[begin Data to process]
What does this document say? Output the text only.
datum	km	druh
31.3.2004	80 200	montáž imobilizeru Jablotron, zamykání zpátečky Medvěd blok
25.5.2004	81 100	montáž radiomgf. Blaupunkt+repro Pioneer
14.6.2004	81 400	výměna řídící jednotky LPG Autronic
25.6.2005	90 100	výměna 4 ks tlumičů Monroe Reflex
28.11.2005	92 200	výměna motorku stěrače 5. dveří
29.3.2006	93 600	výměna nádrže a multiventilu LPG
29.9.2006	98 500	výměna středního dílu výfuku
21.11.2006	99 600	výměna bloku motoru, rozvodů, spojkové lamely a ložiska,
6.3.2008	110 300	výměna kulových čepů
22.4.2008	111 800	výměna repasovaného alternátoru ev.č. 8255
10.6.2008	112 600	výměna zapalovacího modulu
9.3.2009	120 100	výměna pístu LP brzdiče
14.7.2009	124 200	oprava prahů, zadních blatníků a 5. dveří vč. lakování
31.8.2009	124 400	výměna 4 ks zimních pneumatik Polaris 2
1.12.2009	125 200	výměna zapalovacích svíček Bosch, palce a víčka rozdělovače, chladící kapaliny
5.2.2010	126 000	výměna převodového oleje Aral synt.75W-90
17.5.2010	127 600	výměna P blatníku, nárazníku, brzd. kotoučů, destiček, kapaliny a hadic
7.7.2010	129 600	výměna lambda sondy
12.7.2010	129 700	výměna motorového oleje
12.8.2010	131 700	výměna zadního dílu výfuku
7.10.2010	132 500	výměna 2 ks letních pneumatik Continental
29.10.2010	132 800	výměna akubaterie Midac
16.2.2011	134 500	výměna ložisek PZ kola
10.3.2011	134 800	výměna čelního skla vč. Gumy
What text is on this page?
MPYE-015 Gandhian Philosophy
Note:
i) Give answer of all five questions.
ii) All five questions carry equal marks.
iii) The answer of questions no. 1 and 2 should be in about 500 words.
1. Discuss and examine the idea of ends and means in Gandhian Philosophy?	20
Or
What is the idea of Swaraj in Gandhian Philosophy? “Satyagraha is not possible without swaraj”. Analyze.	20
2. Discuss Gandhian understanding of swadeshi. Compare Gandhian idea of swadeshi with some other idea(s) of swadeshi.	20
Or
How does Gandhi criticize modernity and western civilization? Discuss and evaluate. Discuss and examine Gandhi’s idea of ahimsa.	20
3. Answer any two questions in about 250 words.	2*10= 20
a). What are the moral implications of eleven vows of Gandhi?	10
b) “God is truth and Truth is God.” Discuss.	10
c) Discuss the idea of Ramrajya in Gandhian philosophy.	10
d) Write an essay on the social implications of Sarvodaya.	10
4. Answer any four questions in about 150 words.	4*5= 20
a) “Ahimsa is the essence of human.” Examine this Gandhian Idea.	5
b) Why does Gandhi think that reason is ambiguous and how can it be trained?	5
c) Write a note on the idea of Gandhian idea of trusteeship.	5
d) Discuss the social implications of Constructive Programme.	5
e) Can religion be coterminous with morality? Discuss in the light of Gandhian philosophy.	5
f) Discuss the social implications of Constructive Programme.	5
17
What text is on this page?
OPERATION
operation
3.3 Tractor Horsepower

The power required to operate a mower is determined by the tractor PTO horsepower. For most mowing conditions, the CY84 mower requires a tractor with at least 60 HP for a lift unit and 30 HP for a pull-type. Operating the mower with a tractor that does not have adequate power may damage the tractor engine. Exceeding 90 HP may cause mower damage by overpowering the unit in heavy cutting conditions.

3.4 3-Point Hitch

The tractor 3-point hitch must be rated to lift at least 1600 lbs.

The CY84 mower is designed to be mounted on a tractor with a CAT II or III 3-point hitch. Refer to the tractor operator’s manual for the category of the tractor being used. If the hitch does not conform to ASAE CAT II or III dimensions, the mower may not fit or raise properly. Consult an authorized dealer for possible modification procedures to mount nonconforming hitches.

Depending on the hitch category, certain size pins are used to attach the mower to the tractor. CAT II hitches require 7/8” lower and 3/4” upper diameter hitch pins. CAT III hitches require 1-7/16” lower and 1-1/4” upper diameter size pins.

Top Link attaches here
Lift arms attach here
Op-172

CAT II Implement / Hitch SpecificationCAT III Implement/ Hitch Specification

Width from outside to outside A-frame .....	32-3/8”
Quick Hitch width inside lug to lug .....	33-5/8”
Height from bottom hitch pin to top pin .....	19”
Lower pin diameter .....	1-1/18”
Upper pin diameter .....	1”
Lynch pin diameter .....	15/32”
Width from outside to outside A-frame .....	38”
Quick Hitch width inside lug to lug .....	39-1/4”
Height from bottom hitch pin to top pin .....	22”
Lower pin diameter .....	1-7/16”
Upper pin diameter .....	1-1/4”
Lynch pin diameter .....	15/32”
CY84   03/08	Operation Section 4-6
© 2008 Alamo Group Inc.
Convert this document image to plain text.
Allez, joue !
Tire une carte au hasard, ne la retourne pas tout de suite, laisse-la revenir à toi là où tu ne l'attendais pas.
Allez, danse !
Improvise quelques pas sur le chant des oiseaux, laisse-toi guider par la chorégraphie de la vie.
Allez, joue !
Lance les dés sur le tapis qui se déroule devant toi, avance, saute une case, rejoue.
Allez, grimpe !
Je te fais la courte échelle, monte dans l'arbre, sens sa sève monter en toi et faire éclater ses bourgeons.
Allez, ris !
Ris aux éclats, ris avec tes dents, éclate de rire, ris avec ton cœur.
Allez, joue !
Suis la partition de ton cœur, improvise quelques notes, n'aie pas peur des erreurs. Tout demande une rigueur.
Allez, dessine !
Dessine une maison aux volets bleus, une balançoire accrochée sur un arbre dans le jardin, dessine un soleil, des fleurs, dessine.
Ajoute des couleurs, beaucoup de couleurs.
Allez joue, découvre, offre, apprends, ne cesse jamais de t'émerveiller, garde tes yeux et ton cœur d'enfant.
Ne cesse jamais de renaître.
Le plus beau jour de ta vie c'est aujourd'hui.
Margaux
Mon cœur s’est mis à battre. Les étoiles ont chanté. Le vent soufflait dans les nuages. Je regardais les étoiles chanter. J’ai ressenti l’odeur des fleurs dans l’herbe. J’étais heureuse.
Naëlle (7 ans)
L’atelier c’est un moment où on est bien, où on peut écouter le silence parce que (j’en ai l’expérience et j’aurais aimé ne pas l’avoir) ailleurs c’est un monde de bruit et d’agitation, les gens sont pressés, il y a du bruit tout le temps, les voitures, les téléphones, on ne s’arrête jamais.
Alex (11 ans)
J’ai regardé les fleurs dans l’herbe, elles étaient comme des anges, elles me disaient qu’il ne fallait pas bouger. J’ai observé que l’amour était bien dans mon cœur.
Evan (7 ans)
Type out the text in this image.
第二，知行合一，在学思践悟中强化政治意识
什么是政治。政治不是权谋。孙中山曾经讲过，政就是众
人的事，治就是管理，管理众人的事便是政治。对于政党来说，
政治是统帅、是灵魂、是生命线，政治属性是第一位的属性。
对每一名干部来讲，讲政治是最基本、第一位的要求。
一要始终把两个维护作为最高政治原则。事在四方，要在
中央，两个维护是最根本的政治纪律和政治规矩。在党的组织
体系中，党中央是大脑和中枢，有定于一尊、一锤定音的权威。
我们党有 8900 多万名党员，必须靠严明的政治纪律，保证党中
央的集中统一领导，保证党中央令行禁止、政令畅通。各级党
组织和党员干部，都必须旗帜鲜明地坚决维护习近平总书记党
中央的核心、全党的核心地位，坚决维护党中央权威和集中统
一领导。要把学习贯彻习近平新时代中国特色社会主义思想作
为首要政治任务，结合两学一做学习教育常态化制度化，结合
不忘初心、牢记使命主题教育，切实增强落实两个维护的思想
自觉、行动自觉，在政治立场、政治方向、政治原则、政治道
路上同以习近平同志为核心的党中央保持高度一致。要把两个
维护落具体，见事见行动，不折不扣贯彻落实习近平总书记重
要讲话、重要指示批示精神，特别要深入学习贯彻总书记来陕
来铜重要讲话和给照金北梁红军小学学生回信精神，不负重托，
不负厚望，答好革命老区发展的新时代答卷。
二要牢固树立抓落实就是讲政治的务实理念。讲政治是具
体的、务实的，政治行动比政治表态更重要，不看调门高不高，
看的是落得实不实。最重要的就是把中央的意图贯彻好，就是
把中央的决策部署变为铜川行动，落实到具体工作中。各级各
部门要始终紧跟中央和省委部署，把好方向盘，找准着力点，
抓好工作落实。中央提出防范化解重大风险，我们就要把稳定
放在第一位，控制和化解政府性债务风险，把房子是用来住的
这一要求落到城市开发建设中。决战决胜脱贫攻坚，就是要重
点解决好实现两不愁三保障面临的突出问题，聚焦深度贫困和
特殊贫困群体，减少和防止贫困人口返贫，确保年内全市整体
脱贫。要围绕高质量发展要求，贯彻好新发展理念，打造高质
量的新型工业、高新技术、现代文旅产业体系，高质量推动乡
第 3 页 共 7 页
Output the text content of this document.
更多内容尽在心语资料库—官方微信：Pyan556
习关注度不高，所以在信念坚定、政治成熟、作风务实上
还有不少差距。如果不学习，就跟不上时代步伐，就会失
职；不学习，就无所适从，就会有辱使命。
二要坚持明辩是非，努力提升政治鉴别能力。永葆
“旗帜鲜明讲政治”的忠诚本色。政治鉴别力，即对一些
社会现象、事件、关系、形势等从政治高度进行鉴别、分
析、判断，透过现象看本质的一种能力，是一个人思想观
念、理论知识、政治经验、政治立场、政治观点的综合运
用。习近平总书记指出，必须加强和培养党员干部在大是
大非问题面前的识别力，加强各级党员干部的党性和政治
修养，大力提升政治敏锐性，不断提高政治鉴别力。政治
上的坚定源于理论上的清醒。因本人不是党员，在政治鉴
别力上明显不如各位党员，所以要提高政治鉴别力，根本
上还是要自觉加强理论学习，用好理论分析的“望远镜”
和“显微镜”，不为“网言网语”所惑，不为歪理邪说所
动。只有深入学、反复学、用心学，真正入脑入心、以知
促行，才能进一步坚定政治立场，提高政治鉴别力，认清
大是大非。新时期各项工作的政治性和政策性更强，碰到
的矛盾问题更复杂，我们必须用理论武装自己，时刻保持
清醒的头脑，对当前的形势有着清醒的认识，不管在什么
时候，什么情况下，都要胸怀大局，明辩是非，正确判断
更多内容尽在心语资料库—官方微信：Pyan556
[end Data to process]
What is expected ->
Count every line in the entries above where the word "bottom" appears; respond with the number alone.

Task solution ->
2